• Texto de leitura
Um dos mais respeitados juristas do país, o ex-ministro do Superior Tribunal de Justiça (STJ) Gilson Dipp, se diz perplexo com a mais recente polêmica nacional. Sem conseguir identificar os caminhos naturais que deve seguir a investigação do assassinato da vereadora Marielle Franco, agora envolvendo a citação do nome do presidente Jair Bolsonaro, Dipp enxerga uma turbulência jurídica e política contaminando as instituições do país.
Para ele, Bolsonaro inclusive já forneceu motivos suficientes para responder um processo de impeachment pelo conjunto de ações que teriam, na sua opinião, quebrado o decoro do cargo, culminando com o vídeo em que compara o Supremo Tribunal Federal (STF) a uma hiena e aos rumos da apuração policial do caso Marielle. Confira a seguir os principais trechos da entrevista:
Quais os próximos passos para essa investigação envolvendo o presidente Jair Bolsonaro na morte da vereadora Marielle Franco?

• Material fornecido
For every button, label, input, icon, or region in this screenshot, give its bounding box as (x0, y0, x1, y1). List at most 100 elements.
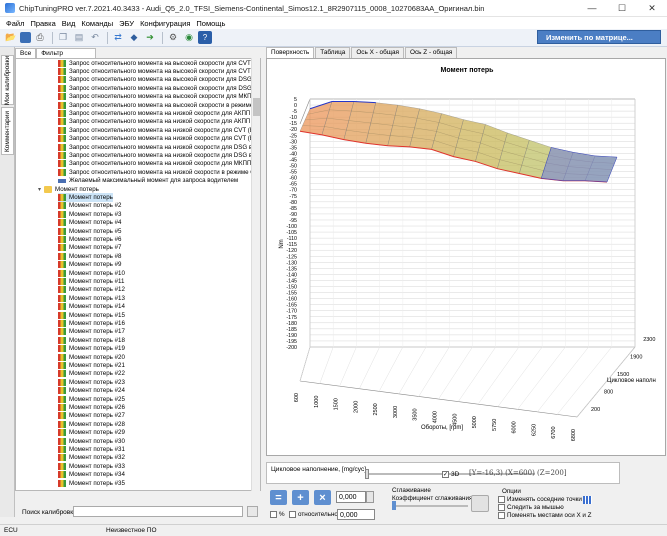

• Objetivo
Transcreva do texto de leitura o trecho que começa em "Para ele, Bolsonaro" e termina em "vereadora Marielle Franco?". O material provém de outra fonte.

• Resposta
Para ele, Bolsonaro inclusive já forneceu motivos suficientes para responder um processo de impeachment pelo conjunto de ações que teriam, na sua opinião, quebrado o decoro do cargo, culminando com o vídeo em que compara o Supremo Tribunal Federal (STF) a uma hiena e aos rumos da apuração policial do caso Marielle. Confira a seguir os principais trechos da entrevista:
Quais os próximos passos para essa investigação envolvendo o presidente Jair Bolsonaro na morte da vereadora Marielle Franco?